***** SOURCE MATERIAL

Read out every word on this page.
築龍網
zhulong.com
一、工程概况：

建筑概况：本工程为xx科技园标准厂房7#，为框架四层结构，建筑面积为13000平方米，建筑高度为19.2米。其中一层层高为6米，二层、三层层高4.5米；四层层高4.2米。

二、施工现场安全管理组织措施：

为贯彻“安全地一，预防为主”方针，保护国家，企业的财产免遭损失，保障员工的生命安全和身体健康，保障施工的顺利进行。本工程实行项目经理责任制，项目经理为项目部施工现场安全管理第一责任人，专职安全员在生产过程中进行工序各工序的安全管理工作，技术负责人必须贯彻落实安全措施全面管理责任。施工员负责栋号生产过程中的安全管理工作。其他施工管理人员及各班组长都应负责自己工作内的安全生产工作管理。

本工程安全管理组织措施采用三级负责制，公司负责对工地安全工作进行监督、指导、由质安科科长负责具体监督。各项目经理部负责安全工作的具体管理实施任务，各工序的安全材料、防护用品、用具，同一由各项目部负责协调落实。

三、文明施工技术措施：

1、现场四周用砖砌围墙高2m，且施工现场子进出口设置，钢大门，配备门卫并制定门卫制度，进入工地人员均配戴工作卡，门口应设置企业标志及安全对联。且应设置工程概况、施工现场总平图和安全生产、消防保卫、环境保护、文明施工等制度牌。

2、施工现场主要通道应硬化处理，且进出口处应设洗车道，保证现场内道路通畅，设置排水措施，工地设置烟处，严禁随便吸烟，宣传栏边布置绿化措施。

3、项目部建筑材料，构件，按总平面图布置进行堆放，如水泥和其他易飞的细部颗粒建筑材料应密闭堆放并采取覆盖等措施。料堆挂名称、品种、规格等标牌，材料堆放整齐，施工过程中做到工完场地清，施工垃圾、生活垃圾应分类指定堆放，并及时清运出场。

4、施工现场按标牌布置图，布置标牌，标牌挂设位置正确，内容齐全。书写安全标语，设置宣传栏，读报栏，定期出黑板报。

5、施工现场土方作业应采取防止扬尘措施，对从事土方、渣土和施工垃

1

**********

WHAT THE TASK REQUIRES
All the data must be duplicated exactly, with nothing added or removed.

RESULT FOR THIS TASK
Read out every word on this page.
築龍網
zhulong.com
一、工程概况：

建筑概况：本工程为xx科技园标准厂房7#，为框架四层结构，建筑面积为13000平方米，建筑高度为19.2米。其中一层层高为6米，二层、三层层高4.5米；四层层高4.2米。

二、施工现场安全管理组织措施：

为贯彻“安全地一，预防为主”方针，保护国家，企业的财产免遭损失，保障员工的生命安全和身体健康，保障施工的顺利进行。本工程实行项目经理责任制，项目经理为项目部施工现场安全管理第一责任人，专职安全员在生产过程中进行工序各工序的安全管理工作，技术负责人必须贯彻落实安全措施全面管理责任。施工员负责栋号生产过程中的安全管理工作。其他施工管理人员及各班组长都应负责自己工作内的安全生产工作管理。

本工程安全管理组织措施采用三级负责制，公司负责对工地安全工作进行监督、指导、由质安科科长负责具体监督。各项目经理部负责安全工作的具体管理实施任务，各工序的安全材料、防护用品、用具，同一由各项目部负责协调落实。

三、文明施工技术措施：

1、现场四周用砖砌围墙高2m，且施工现场子进出口设置，钢大门，配备门卫并制定门卫制度，进入工地人员均配戴工作卡，门口应设置企业标志及安全对联。且应设置工程概况、施工现场总平图和安全生产、消防保卫、环境保护、文明施工等制度牌。

2、施工现场主要通道应硬化处理，且进出口处应设洗车道，保证现场内道路通畅，设置排水措施，工地设置烟处，严禁随便吸烟，宣传栏边布置绿化措施。

3、项目部建筑材料，构件，按总平面图布置进行堆放，如水泥和其他易飞的细部颗粒建筑材料应密闭堆放并采取覆盖等措施。料堆挂名称、品种、规格等标牌，材料堆放整齐，施工过程中做到工完场地清，施工垃圾、生活垃圾应分类指定堆放，并及时清运出场。

4、施工现场按标牌布置图，布置标牌，标牌挂设位置正确，内容齐全。书写安全标语，设置宣传栏，读报栏，定期出黑板报。

5、施工现场土方作业应采取防止扬尘措施，对从事土方、渣土和施工垃

1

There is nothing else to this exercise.